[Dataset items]
○ ○ ○ ○
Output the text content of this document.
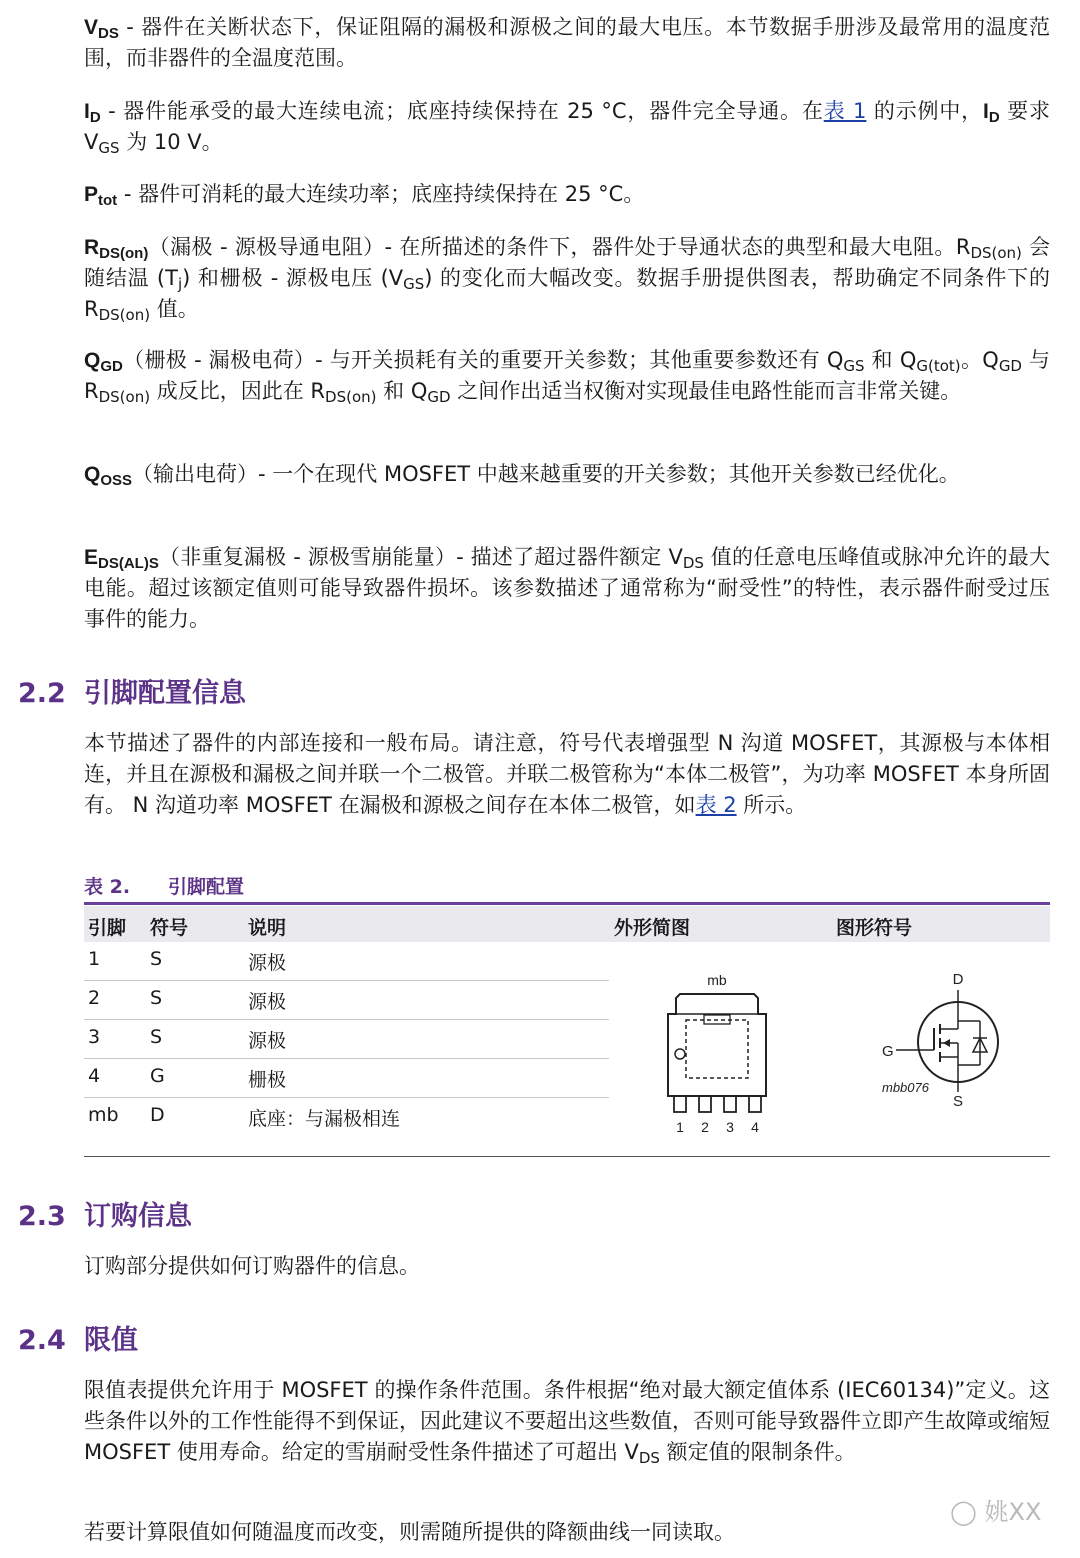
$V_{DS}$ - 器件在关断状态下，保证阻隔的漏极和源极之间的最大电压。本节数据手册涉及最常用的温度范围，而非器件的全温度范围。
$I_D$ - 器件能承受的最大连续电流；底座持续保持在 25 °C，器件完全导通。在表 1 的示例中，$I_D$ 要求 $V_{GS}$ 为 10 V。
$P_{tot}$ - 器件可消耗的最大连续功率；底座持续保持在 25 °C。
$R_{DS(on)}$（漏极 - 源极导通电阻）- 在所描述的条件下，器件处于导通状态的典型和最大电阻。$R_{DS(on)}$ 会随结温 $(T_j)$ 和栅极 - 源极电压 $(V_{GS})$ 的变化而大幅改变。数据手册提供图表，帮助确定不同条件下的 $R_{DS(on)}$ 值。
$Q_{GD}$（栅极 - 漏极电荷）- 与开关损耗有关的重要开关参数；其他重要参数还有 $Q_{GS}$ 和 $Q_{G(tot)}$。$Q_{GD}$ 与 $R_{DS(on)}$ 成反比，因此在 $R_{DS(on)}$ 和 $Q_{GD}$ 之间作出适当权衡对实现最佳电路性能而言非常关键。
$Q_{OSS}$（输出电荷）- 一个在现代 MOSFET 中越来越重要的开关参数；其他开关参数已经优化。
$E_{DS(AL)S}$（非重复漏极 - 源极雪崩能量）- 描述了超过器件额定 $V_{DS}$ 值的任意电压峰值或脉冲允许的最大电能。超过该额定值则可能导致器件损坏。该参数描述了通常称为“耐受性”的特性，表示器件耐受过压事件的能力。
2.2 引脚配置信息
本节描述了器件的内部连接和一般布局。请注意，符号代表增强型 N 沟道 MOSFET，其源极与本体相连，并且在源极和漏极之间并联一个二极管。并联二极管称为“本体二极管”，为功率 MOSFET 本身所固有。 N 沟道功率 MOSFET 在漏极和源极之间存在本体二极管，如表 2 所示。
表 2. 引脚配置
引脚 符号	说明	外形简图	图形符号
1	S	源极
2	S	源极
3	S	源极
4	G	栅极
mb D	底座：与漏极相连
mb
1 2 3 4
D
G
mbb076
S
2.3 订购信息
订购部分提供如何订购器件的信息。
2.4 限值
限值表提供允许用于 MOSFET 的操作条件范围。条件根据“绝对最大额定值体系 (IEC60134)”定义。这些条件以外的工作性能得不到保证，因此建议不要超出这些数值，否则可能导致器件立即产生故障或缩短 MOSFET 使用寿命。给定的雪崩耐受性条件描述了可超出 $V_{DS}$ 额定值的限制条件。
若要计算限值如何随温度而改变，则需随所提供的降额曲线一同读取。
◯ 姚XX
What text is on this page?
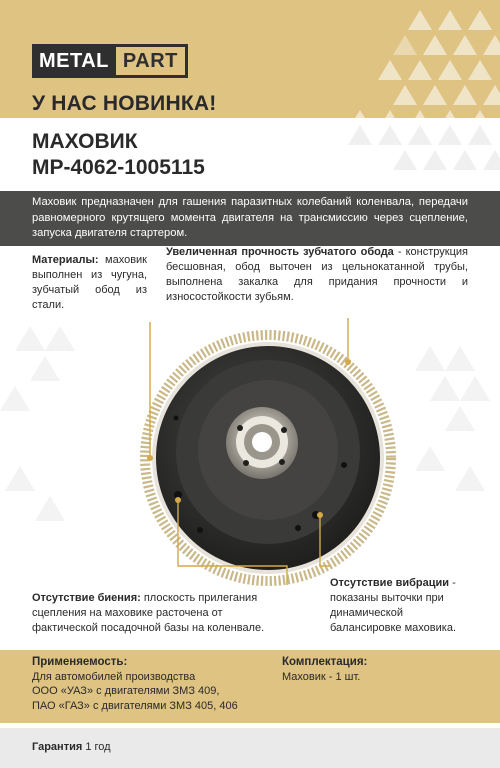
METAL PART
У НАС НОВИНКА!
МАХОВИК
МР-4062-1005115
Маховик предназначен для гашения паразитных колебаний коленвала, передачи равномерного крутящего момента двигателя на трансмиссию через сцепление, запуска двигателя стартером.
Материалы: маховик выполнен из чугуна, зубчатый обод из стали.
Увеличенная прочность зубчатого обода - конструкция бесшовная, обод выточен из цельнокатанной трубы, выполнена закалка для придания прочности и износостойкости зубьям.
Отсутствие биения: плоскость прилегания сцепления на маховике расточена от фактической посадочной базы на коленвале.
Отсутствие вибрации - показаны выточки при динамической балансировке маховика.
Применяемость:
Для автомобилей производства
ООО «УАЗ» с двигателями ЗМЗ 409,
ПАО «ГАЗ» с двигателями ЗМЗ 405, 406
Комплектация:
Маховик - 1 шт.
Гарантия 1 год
○ ○ ○ ○
Prompt: Return every line of the preceding records in which the word "底座持续保持在" appears.

Exercise result:
$I_D$ - 器件能承受的最大连续电流；底座持续保持在 25 °C，器件完全导通。在表 1 的示例中，$I_D$ 要求 $V_{GS}$ 为 10 V。
$P_{tot}$ - 器件可消耗的最大连续功率；底座持续保持在 25 °C。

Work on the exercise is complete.